PROVIDED DATA:
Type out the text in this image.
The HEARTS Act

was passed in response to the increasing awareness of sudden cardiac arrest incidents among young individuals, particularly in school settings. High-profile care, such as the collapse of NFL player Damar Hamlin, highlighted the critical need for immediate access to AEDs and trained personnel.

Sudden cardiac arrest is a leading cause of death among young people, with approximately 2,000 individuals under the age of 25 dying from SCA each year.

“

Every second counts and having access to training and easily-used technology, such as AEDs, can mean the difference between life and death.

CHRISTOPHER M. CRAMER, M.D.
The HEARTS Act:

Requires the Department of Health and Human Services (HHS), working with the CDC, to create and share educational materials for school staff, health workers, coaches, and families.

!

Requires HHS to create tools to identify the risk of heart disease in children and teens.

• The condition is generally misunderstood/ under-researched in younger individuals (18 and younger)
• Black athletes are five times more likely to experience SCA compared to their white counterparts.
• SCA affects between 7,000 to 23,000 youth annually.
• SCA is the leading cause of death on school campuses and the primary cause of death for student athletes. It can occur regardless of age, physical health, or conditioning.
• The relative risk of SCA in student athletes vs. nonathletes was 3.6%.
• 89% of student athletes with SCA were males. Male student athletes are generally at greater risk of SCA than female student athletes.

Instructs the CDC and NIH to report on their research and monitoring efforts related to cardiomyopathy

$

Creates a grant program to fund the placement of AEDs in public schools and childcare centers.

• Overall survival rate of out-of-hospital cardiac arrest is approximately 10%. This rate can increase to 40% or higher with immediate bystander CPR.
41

SHORT PROBLEM:
Of the lines in the records, how many contain the word "cardiac"? Answer with the number and nothing else.

RESULT OF THIS EXERCISE:
3